Without the pictures, reproduce the records that follow exactly.

▬▬▬▬▬▬

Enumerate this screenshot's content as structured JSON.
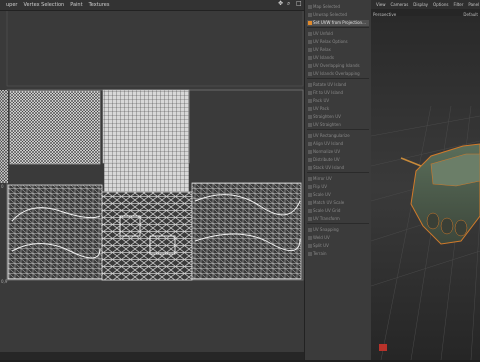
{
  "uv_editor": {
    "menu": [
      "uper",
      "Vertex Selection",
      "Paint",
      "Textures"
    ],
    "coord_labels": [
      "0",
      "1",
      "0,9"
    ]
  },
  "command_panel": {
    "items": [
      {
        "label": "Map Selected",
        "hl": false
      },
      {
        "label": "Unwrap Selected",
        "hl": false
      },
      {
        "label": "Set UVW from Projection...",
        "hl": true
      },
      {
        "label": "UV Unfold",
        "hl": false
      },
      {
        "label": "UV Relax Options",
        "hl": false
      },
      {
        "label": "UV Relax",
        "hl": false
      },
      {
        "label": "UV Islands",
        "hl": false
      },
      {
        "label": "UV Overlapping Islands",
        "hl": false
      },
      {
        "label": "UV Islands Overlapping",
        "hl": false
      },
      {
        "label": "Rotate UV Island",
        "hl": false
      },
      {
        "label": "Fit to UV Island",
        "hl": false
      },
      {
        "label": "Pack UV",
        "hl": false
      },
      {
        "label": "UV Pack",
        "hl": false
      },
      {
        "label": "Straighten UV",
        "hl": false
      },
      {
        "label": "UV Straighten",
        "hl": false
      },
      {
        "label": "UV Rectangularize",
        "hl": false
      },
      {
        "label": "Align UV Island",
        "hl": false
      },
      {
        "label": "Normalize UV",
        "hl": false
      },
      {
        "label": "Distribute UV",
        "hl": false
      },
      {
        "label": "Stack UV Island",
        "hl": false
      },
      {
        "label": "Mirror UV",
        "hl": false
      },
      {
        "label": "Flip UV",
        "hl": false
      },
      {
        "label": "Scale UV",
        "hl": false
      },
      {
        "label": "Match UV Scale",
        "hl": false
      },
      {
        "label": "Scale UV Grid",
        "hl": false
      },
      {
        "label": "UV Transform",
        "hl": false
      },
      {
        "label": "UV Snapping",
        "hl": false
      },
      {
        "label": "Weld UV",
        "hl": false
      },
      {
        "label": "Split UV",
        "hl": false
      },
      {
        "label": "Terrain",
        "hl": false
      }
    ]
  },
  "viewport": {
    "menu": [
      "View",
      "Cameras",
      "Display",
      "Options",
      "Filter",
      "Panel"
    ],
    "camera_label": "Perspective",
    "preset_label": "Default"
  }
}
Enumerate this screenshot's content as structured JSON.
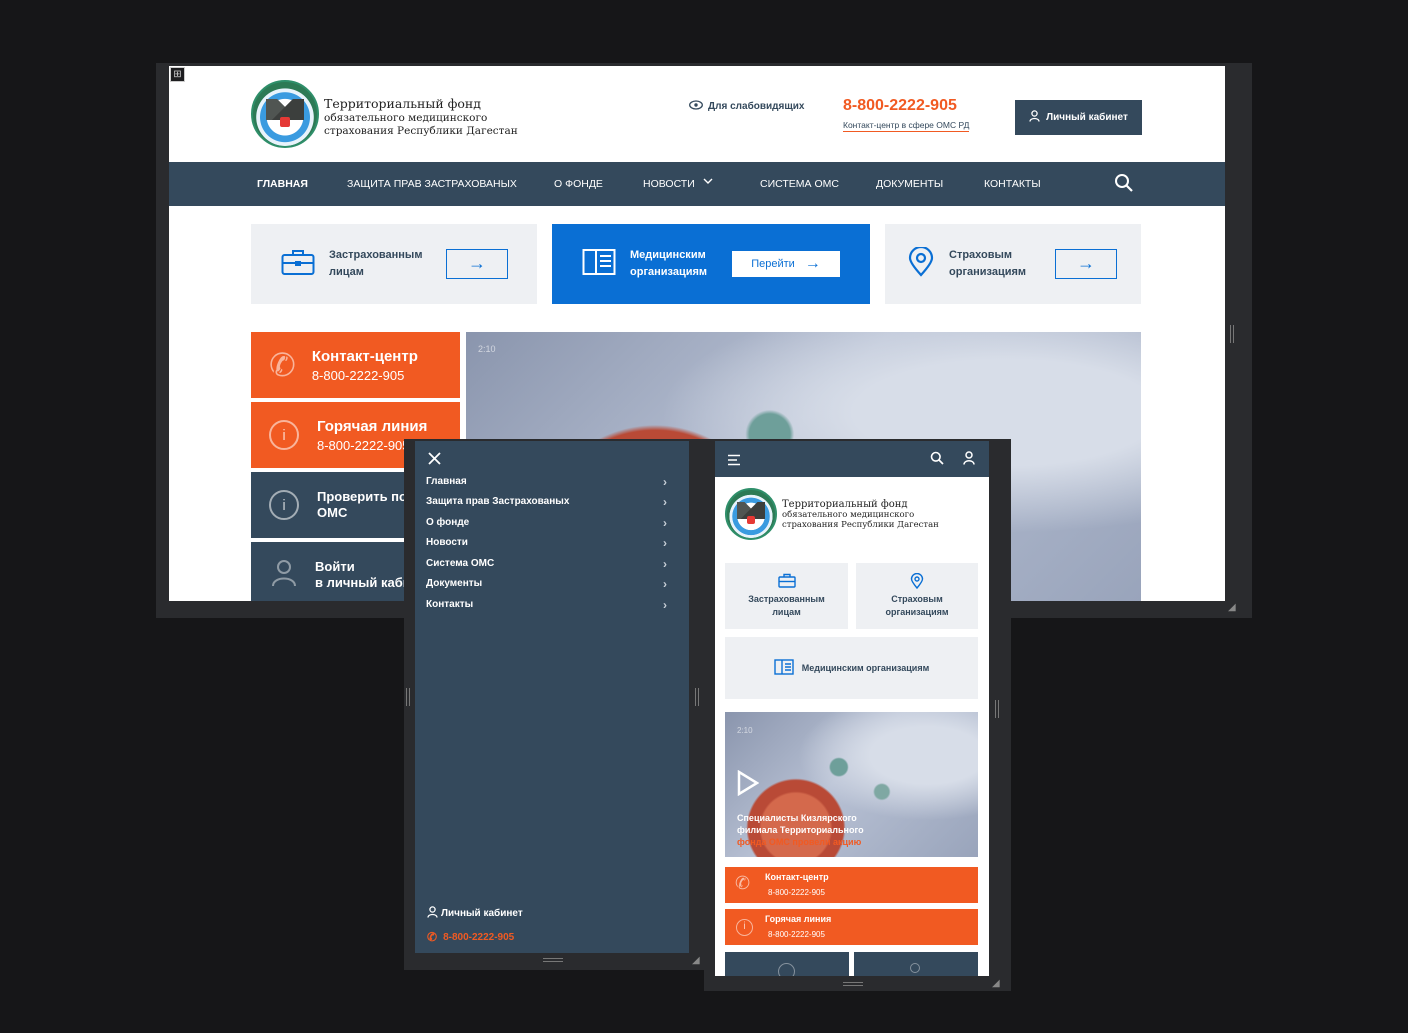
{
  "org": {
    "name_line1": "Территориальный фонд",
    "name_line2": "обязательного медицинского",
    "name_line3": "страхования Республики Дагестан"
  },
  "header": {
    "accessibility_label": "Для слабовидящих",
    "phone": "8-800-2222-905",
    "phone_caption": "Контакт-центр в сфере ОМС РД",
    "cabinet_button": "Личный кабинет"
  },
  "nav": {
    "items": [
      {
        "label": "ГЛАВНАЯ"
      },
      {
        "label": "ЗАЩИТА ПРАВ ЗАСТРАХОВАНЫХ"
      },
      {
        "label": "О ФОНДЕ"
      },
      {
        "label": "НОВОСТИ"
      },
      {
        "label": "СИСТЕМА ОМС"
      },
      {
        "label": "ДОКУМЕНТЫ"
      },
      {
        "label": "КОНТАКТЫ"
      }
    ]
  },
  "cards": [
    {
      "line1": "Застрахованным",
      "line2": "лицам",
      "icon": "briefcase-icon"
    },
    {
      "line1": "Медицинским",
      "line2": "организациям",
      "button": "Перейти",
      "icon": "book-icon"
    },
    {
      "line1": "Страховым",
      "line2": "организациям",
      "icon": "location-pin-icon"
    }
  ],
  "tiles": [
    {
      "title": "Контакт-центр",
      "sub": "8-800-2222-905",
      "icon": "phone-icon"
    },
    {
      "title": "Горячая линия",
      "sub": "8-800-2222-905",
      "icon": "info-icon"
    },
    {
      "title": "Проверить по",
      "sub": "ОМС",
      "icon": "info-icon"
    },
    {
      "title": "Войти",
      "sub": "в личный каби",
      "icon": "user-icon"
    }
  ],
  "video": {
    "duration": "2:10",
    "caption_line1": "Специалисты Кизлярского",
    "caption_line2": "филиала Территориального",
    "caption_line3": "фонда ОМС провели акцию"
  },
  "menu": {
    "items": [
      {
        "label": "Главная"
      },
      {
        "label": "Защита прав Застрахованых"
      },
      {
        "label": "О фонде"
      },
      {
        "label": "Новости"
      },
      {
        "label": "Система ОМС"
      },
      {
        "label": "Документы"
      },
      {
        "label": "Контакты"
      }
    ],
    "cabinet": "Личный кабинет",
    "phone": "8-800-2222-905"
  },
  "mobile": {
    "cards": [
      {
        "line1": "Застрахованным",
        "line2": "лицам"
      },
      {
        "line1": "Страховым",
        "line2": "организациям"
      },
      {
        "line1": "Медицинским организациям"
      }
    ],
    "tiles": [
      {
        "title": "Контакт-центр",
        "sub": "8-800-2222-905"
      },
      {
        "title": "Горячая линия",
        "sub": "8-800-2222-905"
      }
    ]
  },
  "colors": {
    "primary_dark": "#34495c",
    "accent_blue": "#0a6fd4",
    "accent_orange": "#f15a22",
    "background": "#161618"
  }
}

▬▬▬▬▬▬

- _Result of this task_
Enumerate this screenshot's content as structured JSON.
{
  "uv_editor": {
    "menu": [
      "uper",
      "Vertex Selection",
      "Paint",
      "Textures"
    ],
    "coord_labels": [
      "0",
      "1",
      "0,9"
    ]
  },
  "command_panel": {
    "items": [
      {
        "label": "Map Selected",
        "hl": false
      },
      {
        "label": "Unwrap Selected",
        "hl": false
      },
      {
        "label": "Set UVW from Projection...",
        "hl": true
      },
      {
        "label": "UV Unfold",
        "hl": false
      },
      {
        "label": "UV Relax Options",
        "hl": false
      },
      {
        "label": "UV Relax",
        "hl": false
      },
      {
        "label": "UV Islands",
        "hl": false
      },
      {
        "label": "UV Overlapping Islands",
        "hl": false
      },
      {
        "label": "UV Islands Overlapping",
        "hl": false
      },
      {
        "label": "Rotate UV Island",
        "hl": false
      },
      {
        "label": "Fit to UV Island",
        "hl": false
      },
      {
        "label": "Pack UV",
        "hl": false
      },
      {
        "label": "UV Pack",
        "hl": false
      },
      {
        "label": "Straighten UV",
        "hl": false
      },
      {
        "label": "UV Straighten",
        "hl": false
      },
      {
        "label": "UV Rectangularize",
        "hl": false
      },
      {
        "label": "Align UV Island",
        "hl": false
      },
      {
        "label": "Normalize UV",
        "hl": false
      },
      {
        "label": "Distribute UV",
        "hl": false
      },
      {
        "label": "Stack UV Island",
        "hl": false
      },
      {
        "label": "Mirror UV",
        "hl": false
      },
      {
        "label": "Flip UV",
        "hl": false
      },
      {
        "label": "Scale UV",
        "hl": false
      },
      {
        "label": "Match UV Scale",
        "hl": false
      },
      {
        "label": "Scale UV Grid",
        "hl": false
      },
      {
        "label": "UV Transform",
        "hl": false
      },
      {
        "label": "UV Snapping",
        "hl": false
      },
      {
        "label": "Weld UV",
        "hl": false
      },
      {
        "label": "Split UV",
        "hl": false
      },
      {
        "label": "Terrain",
        "hl": false
      }
    ]
  },
  "viewport": {
    "menu": [
      "View",
      "Cameras",
      "Display",
      "Options",
      "Filter",
      "Panel"
    ],
    "camera_label": "Perspective",
    "preset_label": "Default"
  }
}
Enumerate this screenshot's content as structured JSON.
{
  "org": {
    "name_line1": "Территориальный фонд",
    "name_line2": "обязательного медицинского",
    "name_line3": "страхования Республики Дагестан"
  },
  "header": {
    "accessibility_label": "Для слабовидящих",
    "phone": "8-800-2222-905",
    "phone_caption": "Контакт-центр в сфере ОМС РД",
    "cabinet_button": "Личный кабинет"
  },
  "nav": {
    "items": [
      {
        "label": "ГЛАВНАЯ"
      },
      {
        "label": "ЗАЩИТА ПРАВ ЗАСТРАХОВАНЫХ"
      },
      {
        "label": "О ФОНДЕ"
      },
      {
        "label": "НОВОСТИ"
      },
      {
        "label": "СИСТЕМА ОМС"
      },
      {
        "label": "ДОКУМЕНТЫ"
      },
      {
        "label": "КОНТАКТЫ"
      }
    ]
  },
  "cards": [
    {
      "line1": "Застрахованным",
      "line2": "лицам",
      "icon": "briefcase-icon"
    },
    {
      "line1": "Медицинским",
      "line2": "организациям",
      "button": "Перейти",
      "icon": "book-icon"
    },
    {
      "line1": "Страховым",
      "line2": "организациям",
      "icon": "location-pin-icon"
    }
  ],
  "tiles": [
    {
      "title": "Контакт-центр",
      "sub": "8-800-2222-905",
      "icon": "phone-icon"
    },
    {
      "title": "Горячая линия",
      "sub": "8-800-2222-905",
      "icon": "info-icon"
    },
    {
      "title": "Проверить по",
      "sub": "ОМС",
      "icon": "info-icon"
    },
    {
      "title": "Войти",
      "sub": "в личный каби",
      "icon": "user-icon"
    }
  ],
  "video": {
    "duration": "2:10",
    "caption_line1": "Специалисты Кизлярского",
    "caption_line2": "филиала Территориального",
    "caption_line3": "фонда ОМС провели акцию"
  },
  "menu": {
    "items": [
      {
        "label": "Главная"
      },
      {
        "label": "Защита прав Застрахованых"
      },
      {
        "label": "О фонде"
      },
      {
        "label": "Новости"
      },
      {
        "label": "Система ОМС"
      },
      {
        "label": "Документы"
      },
      {
        "label": "Контакты"
      }
    ],
    "cabinet": "Личный кабинет",
    "phone": "8-800-2222-905"
  },
  "mobile": {
    "cards": [
      {
        "line1": "Застрахованным",
        "line2": "лицам"
      },
      {
        "line1": "Страховым",
        "line2": "организациям"
      },
      {
        "line1": "Медицинским организациям"
      }
    ],
    "tiles": [
      {
        "title": "Контакт-центр",
        "sub": "8-800-2222-905"
      },
      {
        "title": "Горячая линия",
        "sub": "8-800-2222-905"
      }
    ]
  },
  "colors": {
    "primary_dark": "#34495c",
    "accent_blue": "#0a6fd4",
    "accent_orange": "#f15a22",
    "background": "#161618"
  }
}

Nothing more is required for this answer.